─── DATA EXTRACT

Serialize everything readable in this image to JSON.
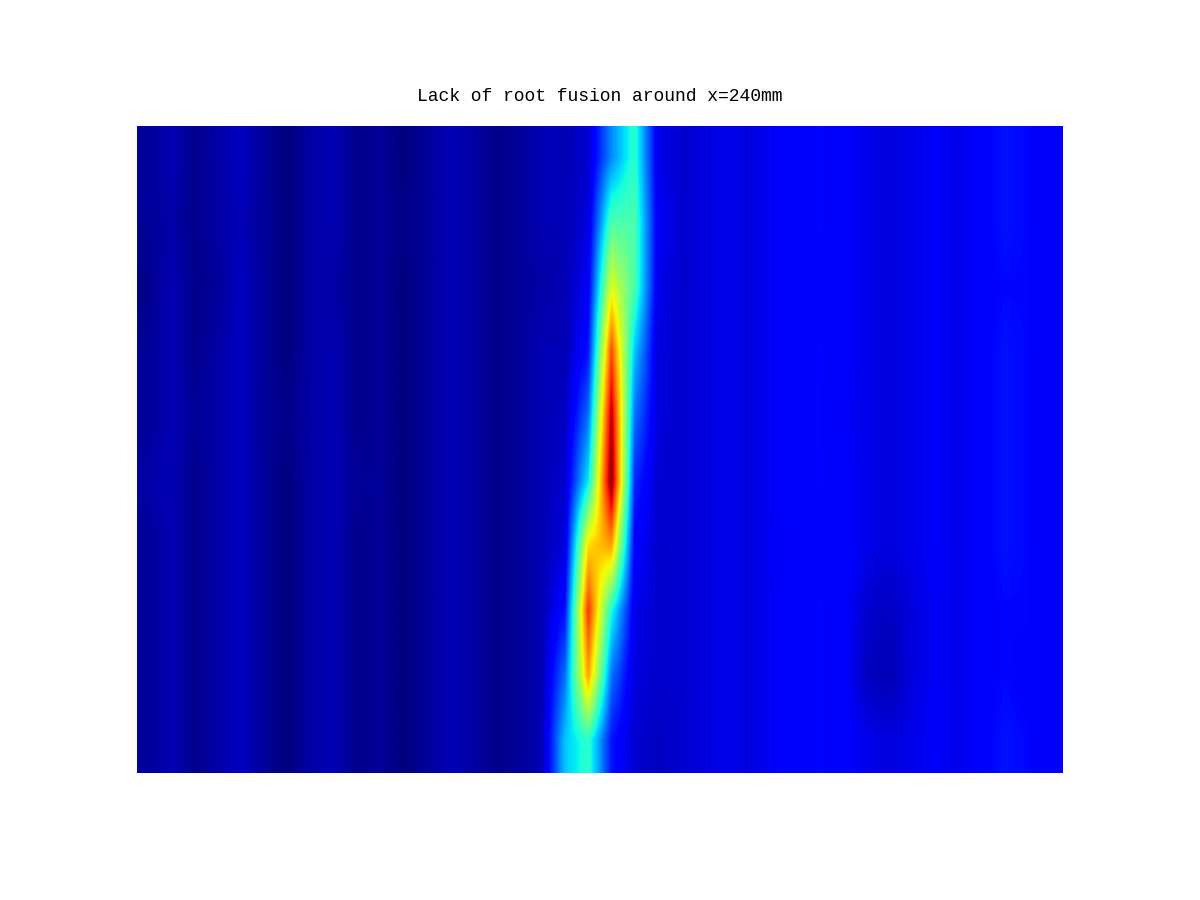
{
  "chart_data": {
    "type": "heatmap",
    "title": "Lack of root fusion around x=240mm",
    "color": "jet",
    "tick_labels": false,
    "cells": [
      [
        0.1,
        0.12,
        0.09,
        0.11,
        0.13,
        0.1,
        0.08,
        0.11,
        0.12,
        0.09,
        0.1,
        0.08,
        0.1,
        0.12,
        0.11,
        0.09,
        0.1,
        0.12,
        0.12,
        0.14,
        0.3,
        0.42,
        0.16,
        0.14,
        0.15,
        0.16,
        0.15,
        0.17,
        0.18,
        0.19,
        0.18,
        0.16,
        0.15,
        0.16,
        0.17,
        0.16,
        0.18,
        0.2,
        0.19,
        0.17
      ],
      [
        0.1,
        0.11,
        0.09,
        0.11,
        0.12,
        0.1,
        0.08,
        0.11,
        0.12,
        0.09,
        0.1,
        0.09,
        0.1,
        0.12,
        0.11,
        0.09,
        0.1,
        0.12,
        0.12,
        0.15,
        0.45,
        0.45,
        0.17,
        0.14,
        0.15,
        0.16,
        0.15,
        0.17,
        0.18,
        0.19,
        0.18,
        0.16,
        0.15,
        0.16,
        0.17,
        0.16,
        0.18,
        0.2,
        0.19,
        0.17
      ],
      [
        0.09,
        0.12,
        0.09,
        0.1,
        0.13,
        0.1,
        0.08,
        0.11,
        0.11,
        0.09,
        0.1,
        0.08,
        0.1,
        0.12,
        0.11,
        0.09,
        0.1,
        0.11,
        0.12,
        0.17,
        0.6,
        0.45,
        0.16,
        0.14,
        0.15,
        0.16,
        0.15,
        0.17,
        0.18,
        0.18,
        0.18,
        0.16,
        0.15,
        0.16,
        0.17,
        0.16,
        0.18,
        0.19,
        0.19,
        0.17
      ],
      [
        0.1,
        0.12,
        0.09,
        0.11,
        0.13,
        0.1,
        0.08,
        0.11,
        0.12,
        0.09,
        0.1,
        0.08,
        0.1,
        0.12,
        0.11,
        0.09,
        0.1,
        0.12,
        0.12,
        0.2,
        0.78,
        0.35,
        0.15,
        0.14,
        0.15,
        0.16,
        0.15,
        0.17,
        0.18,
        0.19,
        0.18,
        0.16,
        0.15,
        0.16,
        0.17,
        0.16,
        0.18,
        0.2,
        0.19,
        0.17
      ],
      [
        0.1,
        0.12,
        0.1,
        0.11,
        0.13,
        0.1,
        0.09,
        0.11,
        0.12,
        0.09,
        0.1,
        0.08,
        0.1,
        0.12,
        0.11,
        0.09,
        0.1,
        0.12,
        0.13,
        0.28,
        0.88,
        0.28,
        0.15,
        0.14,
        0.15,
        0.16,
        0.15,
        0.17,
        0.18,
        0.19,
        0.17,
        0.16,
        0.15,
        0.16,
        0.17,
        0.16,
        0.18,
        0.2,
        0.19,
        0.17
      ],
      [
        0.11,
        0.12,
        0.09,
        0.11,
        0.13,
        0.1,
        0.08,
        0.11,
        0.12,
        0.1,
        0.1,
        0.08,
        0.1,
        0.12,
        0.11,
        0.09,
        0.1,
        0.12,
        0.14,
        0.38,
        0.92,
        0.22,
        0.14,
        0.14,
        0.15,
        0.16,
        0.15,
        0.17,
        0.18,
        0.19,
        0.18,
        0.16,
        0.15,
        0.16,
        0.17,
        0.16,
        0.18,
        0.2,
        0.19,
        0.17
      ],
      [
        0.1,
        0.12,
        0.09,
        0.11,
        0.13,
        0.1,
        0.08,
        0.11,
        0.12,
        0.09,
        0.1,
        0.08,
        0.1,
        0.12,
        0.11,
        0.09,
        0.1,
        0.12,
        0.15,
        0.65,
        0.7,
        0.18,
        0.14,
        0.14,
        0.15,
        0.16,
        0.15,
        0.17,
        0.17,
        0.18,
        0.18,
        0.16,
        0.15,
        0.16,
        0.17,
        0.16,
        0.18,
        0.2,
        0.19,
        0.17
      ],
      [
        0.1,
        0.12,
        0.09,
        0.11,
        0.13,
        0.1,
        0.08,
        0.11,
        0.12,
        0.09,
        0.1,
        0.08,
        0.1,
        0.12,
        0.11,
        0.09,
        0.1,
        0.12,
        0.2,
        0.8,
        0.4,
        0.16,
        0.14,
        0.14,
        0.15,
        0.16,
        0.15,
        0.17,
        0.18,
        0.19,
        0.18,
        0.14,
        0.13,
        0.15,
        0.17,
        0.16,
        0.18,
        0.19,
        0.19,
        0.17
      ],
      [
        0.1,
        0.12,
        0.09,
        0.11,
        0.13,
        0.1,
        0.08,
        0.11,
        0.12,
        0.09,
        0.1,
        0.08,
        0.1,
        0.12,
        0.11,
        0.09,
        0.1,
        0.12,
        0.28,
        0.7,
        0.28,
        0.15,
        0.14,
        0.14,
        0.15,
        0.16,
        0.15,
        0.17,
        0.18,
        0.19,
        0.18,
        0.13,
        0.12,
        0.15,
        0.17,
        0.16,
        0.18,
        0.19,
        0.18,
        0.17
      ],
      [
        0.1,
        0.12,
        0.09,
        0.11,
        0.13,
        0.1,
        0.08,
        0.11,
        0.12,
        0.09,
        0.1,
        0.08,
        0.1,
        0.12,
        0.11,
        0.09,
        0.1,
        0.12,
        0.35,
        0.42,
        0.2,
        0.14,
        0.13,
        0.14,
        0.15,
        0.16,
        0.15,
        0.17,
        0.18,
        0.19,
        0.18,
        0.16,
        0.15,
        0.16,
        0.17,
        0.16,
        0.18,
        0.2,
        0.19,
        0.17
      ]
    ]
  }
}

──────
─── DATA EXTRACT

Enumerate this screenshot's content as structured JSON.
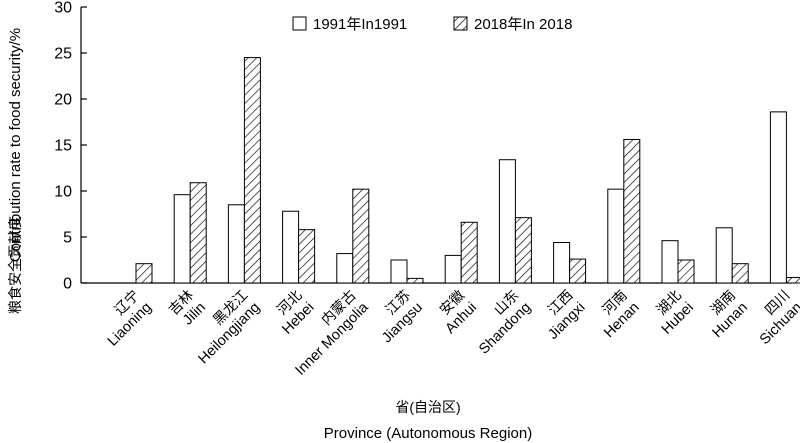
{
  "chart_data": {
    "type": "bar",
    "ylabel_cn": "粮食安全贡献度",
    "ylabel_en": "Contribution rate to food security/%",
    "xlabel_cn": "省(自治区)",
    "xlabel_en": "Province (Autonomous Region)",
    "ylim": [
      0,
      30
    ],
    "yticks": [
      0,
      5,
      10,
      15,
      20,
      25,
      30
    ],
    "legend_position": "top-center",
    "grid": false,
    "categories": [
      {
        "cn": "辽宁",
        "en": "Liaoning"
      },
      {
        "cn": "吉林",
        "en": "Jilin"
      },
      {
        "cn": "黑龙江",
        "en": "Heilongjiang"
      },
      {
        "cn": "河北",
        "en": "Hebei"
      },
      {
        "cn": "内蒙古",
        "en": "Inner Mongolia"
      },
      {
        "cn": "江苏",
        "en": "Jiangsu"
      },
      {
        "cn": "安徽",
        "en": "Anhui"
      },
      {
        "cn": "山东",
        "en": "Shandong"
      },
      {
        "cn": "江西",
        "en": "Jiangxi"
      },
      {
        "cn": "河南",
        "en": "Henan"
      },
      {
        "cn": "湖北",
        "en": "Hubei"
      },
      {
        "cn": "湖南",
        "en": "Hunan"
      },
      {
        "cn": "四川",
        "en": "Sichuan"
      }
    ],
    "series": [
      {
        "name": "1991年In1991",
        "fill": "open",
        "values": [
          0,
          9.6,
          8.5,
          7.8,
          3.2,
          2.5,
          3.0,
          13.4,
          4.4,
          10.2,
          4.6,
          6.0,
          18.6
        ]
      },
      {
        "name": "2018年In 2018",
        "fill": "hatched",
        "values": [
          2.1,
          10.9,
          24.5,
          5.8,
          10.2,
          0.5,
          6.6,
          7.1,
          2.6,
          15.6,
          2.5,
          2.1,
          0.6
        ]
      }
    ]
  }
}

──────

• **OBJECTIVE**
Search the material above for "name". Pull out each line where it shows up.

• **PROBLEM SOLUTION**
        "name": "1991年In1991",
        "name": "2018年In 2018",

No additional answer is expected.